→ DESCRIPTION OF THE TASK
Give only the number of lines where "subtitle" occurs.

______________________________

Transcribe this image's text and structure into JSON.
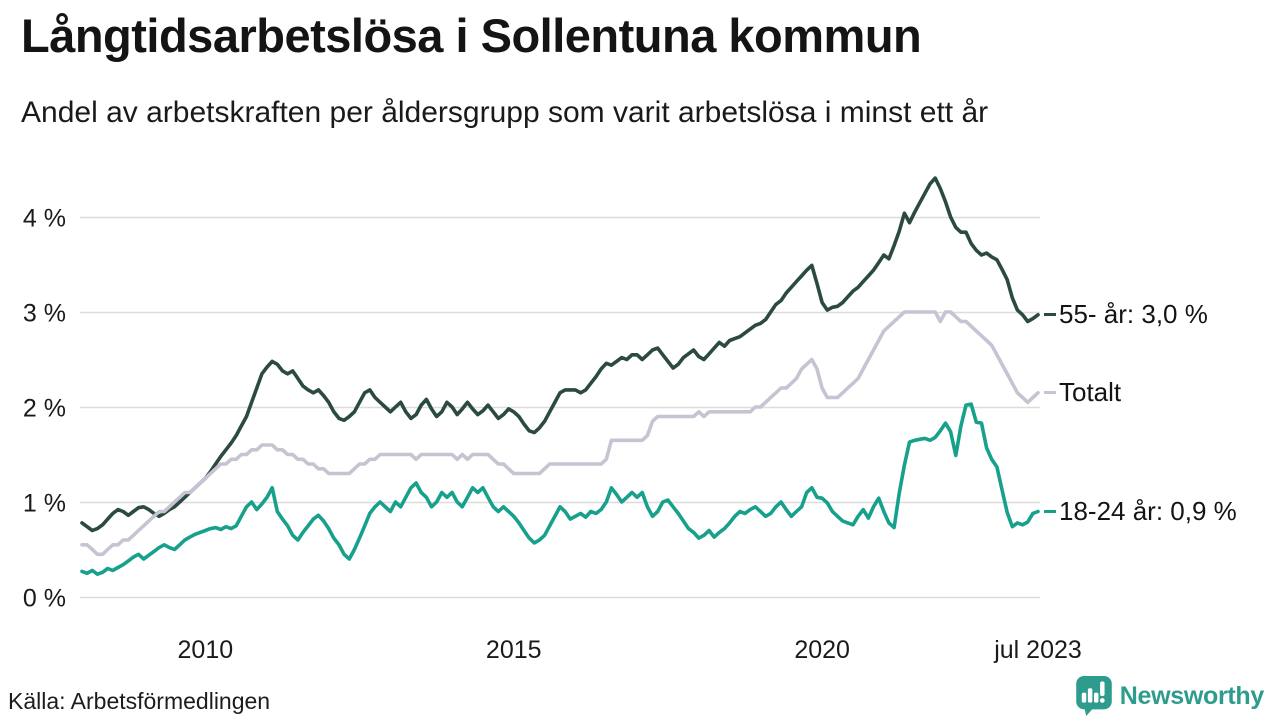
{
  "header": {
    "title": "Långtidsarbetslösa i Sollentuna kommun",
    "subtitle": "Andel av arbetskraften per åldersgrupp som varit arbetslösa i minst ett år"
  },
  "footer": {
    "source": "Källa: Arbetsförmedlingen",
    "brand": "Newsworthy",
    "brand_icon": "bar-chart-speech-bubble-icon"
  },
  "colors": {
    "text": "#141414",
    "grid": "#dcdcdc",
    "accent": "#2E9C8D",
    "series_55": "#2B4A42",
    "series_total": "#C6C4D2",
    "series_1824": "#17A08C"
  },
  "chart_data": {
    "type": "line",
    "title": "Långtidsarbetslösa i Sollentuna kommun",
    "subtitle": "Andel av arbetskraften per åldersgrupp som varit arbetslösa i minst ett år",
    "xlabel": "",
    "ylabel": "",
    "unit": "%",
    "frequency": "monthly",
    "x_start": 2008.0,
    "x_step_years": 0.0833333,
    "xlim": [
      2008.0,
      2023.5
    ],
    "ylim": [
      0,
      4.6
    ],
    "grid": "horizontal-only",
    "legend_position": "right-end-labels",
    "yticks": [
      {
        "value": 0,
        "label": "0 %"
      },
      {
        "value": 1,
        "label": "1 %"
      },
      {
        "value": 2,
        "label": "2 %"
      },
      {
        "value": 3,
        "label": "3 %"
      },
      {
        "value": 4,
        "label": "4 %"
      }
    ],
    "xticks": [
      {
        "value": 2010,
        "label": "2010"
      },
      {
        "value": 2015,
        "label": "2015"
      },
      {
        "value": 2020,
        "label": "2020"
      },
      {
        "value": 2023.5,
        "label": "jul 2023"
      }
    ],
    "series": [
      {
        "name": "55- år",
        "end_label": "55- år: 3,0 %",
        "last_value_label": "3,0 %",
        "color": "#2B4A42",
        "values": [
          0.78,
          0.74,
          0.7,
          0.72,
          0.76,
          0.82,
          0.88,
          0.92,
          0.9,
          0.86,
          0.9,
          0.94,
          0.95,
          0.92,
          0.88,
          0.85,
          0.88,
          0.92,
          0.95,
          1.0,
          1.05,
          1.1,
          1.15,
          1.2,
          1.25,
          1.32,
          1.4,
          1.48,
          1.55,
          1.62,
          1.7,
          1.8,
          1.9,
          2.05,
          2.2,
          2.35,
          2.42,
          2.48,
          2.45,
          2.38,
          2.35,
          2.38,
          2.3,
          2.22,
          2.18,
          2.15,
          2.18,
          2.12,
          2.05,
          1.95,
          1.88,
          1.86,
          1.9,
          1.95,
          2.05,
          2.15,
          2.18,
          2.1,
          2.05,
          2.0,
          1.95,
          2.0,
          2.05,
          1.95,
          1.88,
          1.92,
          2.02,
          2.08,
          1.98,
          1.9,
          1.95,
          2.05,
          2.0,
          1.92,
          1.98,
          2.05,
          1.98,
          1.92,
          1.96,
          2.02,
          1.95,
          1.88,
          1.92,
          1.98,
          1.95,
          1.9,
          1.82,
          1.75,
          1.73,
          1.78,
          1.85,
          1.95,
          2.05,
          2.15,
          2.18,
          2.18,
          2.18,
          2.15,
          2.18,
          2.25,
          2.32,
          2.4,
          2.46,
          2.44,
          2.48,
          2.52,
          2.5,
          2.55,
          2.55,
          2.5,
          2.55,
          2.6,
          2.62,
          2.55,
          2.48,
          2.41,
          2.45,
          2.52,
          2.56,
          2.6,
          2.53,
          2.5,
          2.56,
          2.62,
          2.68,
          2.64,
          2.7,
          2.72,
          2.74,
          2.78,
          2.82,
          2.86,
          2.88,
          2.92,
          3.0,
          3.08,
          3.12,
          3.2,
          3.26,
          3.32,
          3.38,
          3.44,
          3.49,
          3.3,
          3.1,
          3.02,
          3.05,
          3.06,
          3.1,
          3.16,
          3.22,
          3.26,
          3.32,
          3.38,
          3.44,
          3.52,
          3.6,
          3.56,
          3.7,
          3.85,
          4.04,
          3.94,
          4.05,
          4.15,
          4.25,
          4.35,
          4.41,
          4.3,
          4.16,
          4.0,
          3.89,
          3.84,
          3.84,
          3.72,
          3.65,
          3.6,
          3.62,
          3.58,
          3.55,
          3.45,
          3.34,
          3.15,
          3.02,
          2.97,
          2.9,
          2.93,
          2.97
        ]
      },
      {
        "name": "Totalt",
        "end_label": "Totalt",
        "last_value_label": "",
        "color": "#C6C4D2",
        "values": [
          0.55,
          0.55,
          0.5,
          0.45,
          0.45,
          0.5,
          0.55,
          0.55,
          0.6,
          0.6,
          0.65,
          0.7,
          0.75,
          0.8,
          0.85,
          0.9,
          0.9,
          0.95,
          1.0,
          1.05,
          1.1,
          1.1,
          1.15,
          1.2,
          1.25,
          1.3,
          1.35,
          1.4,
          1.4,
          1.45,
          1.45,
          1.5,
          1.5,
          1.55,
          1.55,
          1.6,
          1.6,
          1.6,
          1.55,
          1.55,
          1.5,
          1.5,
          1.45,
          1.45,
          1.4,
          1.4,
          1.35,
          1.35,
          1.3,
          1.3,
          1.3,
          1.3,
          1.3,
          1.35,
          1.4,
          1.4,
          1.45,
          1.45,
          1.5,
          1.5,
          1.5,
          1.5,
          1.5,
          1.5,
          1.5,
          1.45,
          1.5,
          1.5,
          1.5,
          1.5,
          1.5,
          1.5,
          1.5,
          1.45,
          1.5,
          1.45,
          1.5,
          1.5,
          1.5,
          1.5,
          1.45,
          1.4,
          1.4,
          1.35,
          1.3,
          1.3,
          1.3,
          1.3,
          1.3,
          1.3,
          1.35,
          1.4,
          1.4,
          1.4,
          1.4,
          1.4,
          1.4,
          1.4,
          1.4,
          1.4,
          1.4,
          1.4,
          1.45,
          1.65,
          1.65,
          1.65,
          1.65,
          1.65,
          1.65,
          1.65,
          1.7,
          1.85,
          1.9,
          1.9,
          1.9,
          1.9,
          1.9,
          1.9,
          1.9,
          1.9,
          1.95,
          1.9,
          1.95,
          1.95,
          1.95,
          1.95,
          1.95,
          1.95,
          1.95,
          1.95,
          1.95,
          2.0,
          2.0,
          2.05,
          2.1,
          2.15,
          2.2,
          2.2,
          2.25,
          2.3,
          2.4,
          2.45,
          2.5,
          2.4,
          2.2,
          2.1,
          2.1,
          2.1,
          2.15,
          2.2,
          2.25,
          2.3,
          2.4,
          2.5,
          2.6,
          2.7,
          2.8,
          2.85,
          2.9,
          2.95,
          3.0,
          3.0,
          3.0,
          3.0,
          3.0,
          3.0,
          3.0,
          2.9,
          3.0,
          3.0,
          2.95,
          2.9,
          2.9,
          2.85,
          2.8,
          2.75,
          2.7,
          2.65,
          2.55,
          2.45,
          2.35,
          2.25,
          2.15,
          2.1,
          2.05,
          2.1,
          2.15
        ]
      },
      {
        "name": "18-24 år",
        "end_label": "18-24 år: 0,9 %",
        "last_value_label": "0,9 %",
        "color": "#17A08C",
        "values": [
          0.27,
          0.25,
          0.28,
          0.24,
          0.26,
          0.3,
          0.28,
          0.31,
          0.34,
          0.38,
          0.42,
          0.45,
          0.4,
          0.44,
          0.48,
          0.52,
          0.55,
          0.52,
          0.5,
          0.55,
          0.6,
          0.63,
          0.66,
          0.68,
          0.7,
          0.72,
          0.73,
          0.71,
          0.74,
          0.72,
          0.75,
          0.85,
          0.95,
          1.0,
          0.92,
          0.98,
          1.05,
          1.15,
          0.9,
          0.82,
          0.75,
          0.65,
          0.6,
          0.68,
          0.75,
          0.82,
          0.86,
          0.8,
          0.72,
          0.62,
          0.55,
          0.45,
          0.4,
          0.5,
          0.62,
          0.75,
          0.88,
          0.95,
          1.0,
          0.95,
          0.9,
          1.0,
          0.95,
          1.05,
          1.15,
          1.2,
          1.1,
          1.05,
          0.95,
          1.0,
          1.1,
          1.05,
          1.1,
          1.0,
          0.95,
          1.05,
          1.15,
          1.1,
          1.15,
          1.05,
          0.95,
          0.9,
          0.95,
          0.9,
          0.85,
          0.78,
          0.7,
          0.62,
          0.57,
          0.6,
          0.65,
          0.75,
          0.85,
          0.95,
          0.9,
          0.82,
          0.85,
          0.88,
          0.84,
          0.9,
          0.88,
          0.92,
          1.0,
          1.15,
          1.08,
          1.0,
          1.05,
          1.1,
          1.05,
          1.1,
          0.95,
          0.85,
          0.9,
          1.0,
          1.02,
          0.95,
          0.88,
          0.8,
          0.72,
          0.68,
          0.62,
          0.65,
          0.7,
          0.63,
          0.68,
          0.72,
          0.78,
          0.85,
          0.9,
          0.88,
          0.92,
          0.95,
          0.9,
          0.85,
          0.88,
          0.95,
          1.0,
          0.92,
          0.85,
          0.9,
          0.95,
          1.1,
          1.15,
          1.05,
          1.04,
          0.99,
          0.9,
          0.85,
          0.8,
          0.78,
          0.76,
          0.85,
          0.92,
          0.83,
          0.95,
          1.04,
          0.9,
          0.78,
          0.73,
          1.09,
          1.39,
          1.63,
          1.65,
          1.66,
          1.67,
          1.65,
          1.68,
          1.75,
          1.83,
          1.74,
          1.49,
          1.8,
          2.02,
          2.03,
          1.84,
          1.83,
          1.57,
          1.45,
          1.37,
          1.13,
          0.89,
          0.74,
          0.78,
          0.76,
          0.79,
          0.88,
          0.9
        ]
      }
    ]
  }
}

______________________________

→ PROBLEM SOLUTION
2